**REQUIRED TASK**
Copy out all the records exactly.

**RECORDS SHOWN**
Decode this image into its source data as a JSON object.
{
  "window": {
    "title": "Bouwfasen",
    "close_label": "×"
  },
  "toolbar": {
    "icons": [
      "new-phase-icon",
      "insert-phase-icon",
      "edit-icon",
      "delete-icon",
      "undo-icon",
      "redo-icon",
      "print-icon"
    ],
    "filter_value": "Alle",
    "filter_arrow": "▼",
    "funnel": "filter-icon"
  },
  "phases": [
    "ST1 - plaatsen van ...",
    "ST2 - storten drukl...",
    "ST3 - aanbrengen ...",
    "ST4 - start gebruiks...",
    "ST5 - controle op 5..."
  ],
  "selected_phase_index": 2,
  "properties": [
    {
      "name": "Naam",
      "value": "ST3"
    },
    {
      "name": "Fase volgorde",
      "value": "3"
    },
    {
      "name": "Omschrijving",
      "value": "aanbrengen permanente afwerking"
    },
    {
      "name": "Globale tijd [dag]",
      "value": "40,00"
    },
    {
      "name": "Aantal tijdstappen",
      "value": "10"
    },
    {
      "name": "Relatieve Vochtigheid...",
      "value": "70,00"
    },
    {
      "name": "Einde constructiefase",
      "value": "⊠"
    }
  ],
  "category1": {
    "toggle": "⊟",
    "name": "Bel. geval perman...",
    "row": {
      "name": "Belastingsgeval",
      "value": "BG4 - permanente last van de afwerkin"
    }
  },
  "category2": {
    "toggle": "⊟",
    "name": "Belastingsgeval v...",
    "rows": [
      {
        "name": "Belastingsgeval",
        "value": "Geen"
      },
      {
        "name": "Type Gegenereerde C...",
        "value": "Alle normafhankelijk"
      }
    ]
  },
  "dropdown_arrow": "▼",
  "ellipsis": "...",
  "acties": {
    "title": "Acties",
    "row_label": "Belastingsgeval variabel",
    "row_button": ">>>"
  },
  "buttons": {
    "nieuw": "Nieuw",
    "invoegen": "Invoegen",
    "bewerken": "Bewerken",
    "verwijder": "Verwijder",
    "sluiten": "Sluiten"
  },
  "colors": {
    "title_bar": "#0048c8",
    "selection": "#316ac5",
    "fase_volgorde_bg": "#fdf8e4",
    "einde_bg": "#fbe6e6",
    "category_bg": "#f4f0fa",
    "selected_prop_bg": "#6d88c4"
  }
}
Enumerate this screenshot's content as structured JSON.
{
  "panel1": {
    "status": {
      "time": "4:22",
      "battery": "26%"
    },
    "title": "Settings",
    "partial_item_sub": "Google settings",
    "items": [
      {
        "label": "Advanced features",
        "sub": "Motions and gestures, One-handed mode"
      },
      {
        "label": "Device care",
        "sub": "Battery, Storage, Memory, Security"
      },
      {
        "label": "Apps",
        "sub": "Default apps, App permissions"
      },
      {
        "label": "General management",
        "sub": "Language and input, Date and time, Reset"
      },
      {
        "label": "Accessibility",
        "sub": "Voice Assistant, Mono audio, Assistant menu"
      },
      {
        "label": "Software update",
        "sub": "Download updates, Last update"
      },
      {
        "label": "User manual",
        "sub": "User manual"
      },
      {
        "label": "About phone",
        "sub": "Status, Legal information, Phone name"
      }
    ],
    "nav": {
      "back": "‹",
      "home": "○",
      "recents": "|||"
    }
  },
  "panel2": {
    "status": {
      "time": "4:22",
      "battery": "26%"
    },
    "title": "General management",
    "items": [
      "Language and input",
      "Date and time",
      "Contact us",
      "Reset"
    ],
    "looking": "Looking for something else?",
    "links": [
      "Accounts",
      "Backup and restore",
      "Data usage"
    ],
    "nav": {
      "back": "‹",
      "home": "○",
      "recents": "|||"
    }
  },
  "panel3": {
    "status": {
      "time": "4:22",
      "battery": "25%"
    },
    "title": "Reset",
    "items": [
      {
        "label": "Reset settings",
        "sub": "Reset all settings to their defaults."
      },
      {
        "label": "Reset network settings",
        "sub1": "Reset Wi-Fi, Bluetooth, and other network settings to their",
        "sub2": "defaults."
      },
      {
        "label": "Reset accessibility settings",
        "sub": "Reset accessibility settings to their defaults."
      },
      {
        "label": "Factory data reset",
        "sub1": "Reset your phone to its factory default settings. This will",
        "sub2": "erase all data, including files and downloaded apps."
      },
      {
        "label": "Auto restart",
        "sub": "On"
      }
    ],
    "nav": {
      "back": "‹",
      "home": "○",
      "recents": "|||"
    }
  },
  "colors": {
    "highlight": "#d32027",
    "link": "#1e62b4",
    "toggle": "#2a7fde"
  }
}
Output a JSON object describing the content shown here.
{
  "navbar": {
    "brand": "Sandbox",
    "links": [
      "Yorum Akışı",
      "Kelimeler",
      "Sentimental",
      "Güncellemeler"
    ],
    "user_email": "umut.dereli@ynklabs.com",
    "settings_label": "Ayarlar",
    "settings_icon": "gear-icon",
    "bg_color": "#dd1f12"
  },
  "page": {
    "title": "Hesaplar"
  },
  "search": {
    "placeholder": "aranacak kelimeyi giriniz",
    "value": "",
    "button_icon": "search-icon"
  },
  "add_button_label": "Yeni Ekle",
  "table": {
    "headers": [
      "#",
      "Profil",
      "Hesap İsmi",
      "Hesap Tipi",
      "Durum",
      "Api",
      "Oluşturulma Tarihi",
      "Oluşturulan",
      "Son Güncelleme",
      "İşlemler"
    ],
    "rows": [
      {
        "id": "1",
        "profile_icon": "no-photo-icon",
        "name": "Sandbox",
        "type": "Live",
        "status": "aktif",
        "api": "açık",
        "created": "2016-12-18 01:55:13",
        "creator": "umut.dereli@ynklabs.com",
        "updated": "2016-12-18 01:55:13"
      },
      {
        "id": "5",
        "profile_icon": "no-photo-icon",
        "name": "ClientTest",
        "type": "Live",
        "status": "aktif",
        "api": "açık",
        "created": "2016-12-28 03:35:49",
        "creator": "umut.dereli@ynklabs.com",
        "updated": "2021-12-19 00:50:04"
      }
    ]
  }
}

**RESULT**
Decode this image into its source data as a JSON object.
{
  "window": {
    "title": "Bouwfasen",
    "close_label": "×"
  },
  "toolbar": {
    "icons": [
      "new-phase-icon",
      "insert-phase-icon",
      "edit-icon",
      "delete-icon",
      "undo-icon",
      "redo-icon",
      "print-icon"
    ],
    "filter_value": "Alle",
    "filter_arrow": "▼",
    "funnel": "filter-icon"
  },
  "phases": [
    "ST1 - plaatsen van ...",
    "ST2 - storten drukl...",
    "ST3 - aanbrengen ...",
    "ST4 - start gebruiks...",
    "ST5 - controle op 5..."
  ],
  "selected_phase_index": 2,
  "properties": [
    {
      "name": "Naam",
      "value": "ST3"
    },
    {
      "name": "Fase volgorde",
      "value": "3"
    },
    {
      "name": "Omschrijving",
      "value": "aanbrengen permanente afwerking"
    },
    {
      "name": "Globale tijd [dag]",
      "value": "40,00"
    },
    {
      "name": "Aantal tijdstappen",
      "value": "10"
    },
    {
      "name": "Relatieve Vochtigheid...",
      "value": "70,00"
    },
    {
      "name": "Einde constructiefase",
      "value": "⊠"
    }
  ],
  "category1": {
    "toggle": "⊟",
    "name": "Bel. geval perman...",
    "row": {
      "name": "Belastingsgeval",
      "value": "BG4 - permanente last van de afwerkin"
    }
  },
  "category2": {
    "toggle": "⊟",
    "name": "Belastingsgeval v...",
    "rows": [
      {
        "name": "Belastingsgeval",
        "value": "Geen"
      },
      {
        "name": "Type Gegenereerde C...",
        "value": "Alle normafhankelijk"
      }
    ]
  },
  "dropdown_arrow": "▼",
  "ellipsis": "...",
  "acties": {
    "title": "Acties",
    "row_label": "Belastingsgeval variabel",
    "row_button": ">>>"
  },
  "buttons": {
    "nieuw": "Nieuw",
    "invoegen": "Invoegen",
    "bewerken": "Bewerken",
    "verwijder": "Verwijder",
    "sluiten": "Sluiten"
  },
  "colors": {
    "title_bar": "#0048c8",
    "selection": "#316ac5",
    "fase_volgorde_bg": "#fdf8e4",
    "einde_bg": "#fbe6e6",
    "category_bg": "#f4f0fa",
    "selected_prop_bg": "#6d88c4"
  }
}
Enumerate this screenshot's content as structured JSON.
{
  "panel1": {
    "status": {
      "time": "4:22",
      "battery": "26%"
    },
    "title": "Settings",
    "partial_item_sub": "Google settings",
    "items": [
      {
        "label": "Advanced features",
        "sub": "Motions and gestures, One-handed mode"
      },
      {
        "label": "Device care",
        "sub": "Battery, Storage, Memory, Security"
      },
      {
        "label": "Apps",
        "sub": "Default apps, App permissions"
      },
      {
        "label": "General management",
        "sub": "Language and input, Date and time, Reset"
      },
      {
        "label": "Accessibility",
        "sub": "Voice Assistant, Mono audio, Assistant menu"
      },
      {
        "label": "Software update",
        "sub": "Download updates, Last update"
      },
      {
        "label": "User manual",
        "sub": "User manual"
      },
      {
        "label": "About phone",
        "sub": "Status, Legal information, Phone name"
      }
    ],
    "nav": {
      "back": "‹",
      "home": "○",
      "recents": "|||"
    }
  },
  "panel2": {
    "status": {
      "time": "4:22",
      "battery": "26%"
    },
    "title": "General management",
    "items": [
      "Language and input",
      "Date and time",
      "Contact us",
      "Reset"
    ],
    "looking": "Looking for something else?",
    "links": [
      "Accounts",
      "Backup and restore",
      "Data usage"
    ],
    "nav": {
      "back": "‹",
      "home": "○",
      "recents": "|||"
    }
  },
  "panel3": {
    "status": {
      "time": "4:22",
      "battery": "25%"
    },
    "title": "Reset",
    "items": [
      {
        "label": "Reset settings",
        "sub": "Reset all settings to their defaults."
      },
      {
        "label": "Reset network settings",
        "sub1": "Reset Wi-Fi, Bluetooth, and other network settings to their",
        "sub2": "defaults."
      },
      {
        "label": "Reset accessibility settings",
        "sub": "Reset accessibility settings to their defaults."
      },
      {
        "label": "Factory data reset",
        "sub1": "Reset your phone to its factory default settings. This will",
        "sub2": "erase all data, including files and downloaded apps."
      },
      {
        "label": "Auto restart",
        "sub": "On"
      }
    ],
    "nav": {
      "back": "‹",
      "home": "○",
      "recents": "|||"
    }
  },
  "colors": {
    "highlight": "#d32027",
    "link": "#1e62b4",
    "toggle": "#2a7fde"
  }
}
Output a JSON object describing the content shown here.
{
  "navbar": {
    "brand": "Sandbox",
    "links": [
      "Yorum Akışı",
      "Kelimeler",
      "Sentimental",
      "Güncellemeler"
    ],
    "user_email": "umut.dereli@ynklabs.com",
    "settings_label": "Ayarlar",
    "settings_icon": "gear-icon",
    "bg_color": "#dd1f12"
  },
  "page": {
    "title": "Hesaplar"
  },
  "search": {
    "placeholder": "aranacak kelimeyi giriniz",
    "value": "",
    "button_icon": "search-icon"
  },
  "add_button_label": "Yeni Ekle",
  "table": {
    "headers": [
      "#",
      "Profil",
      "Hesap İsmi",
      "Hesap Tipi",
      "Durum",
      "Api",
      "Oluşturulma Tarihi",
      "Oluşturulan",
      "Son Güncelleme",
      "İşlemler"
    ],
    "rows": [
      {
        "id": "1",
        "profile_icon": "no-photo-icon",
        "name": "Sandbox",
        "type": "Live",
        "status": "aktif",
        "api": "açık",
        "created": "2016-12-18 01:55:13",
        "creator": "umut.dereli@ynklabs.com",
        "updated": "2016-12-18 01:55:13"
      },
      {
        "id": "5",
        "profile_icon": "no-photo-icon",
        "name": "ClientTest",
        "type": "Live",
        "status": "aktif",
        "api": "açık",
        "created": "2016-12-28 03:35:49",
        "creator": "umut.dereli@ynklabs.com",
        "updated": "2021-12-19 00:50:04"
      }
    ]
  }
}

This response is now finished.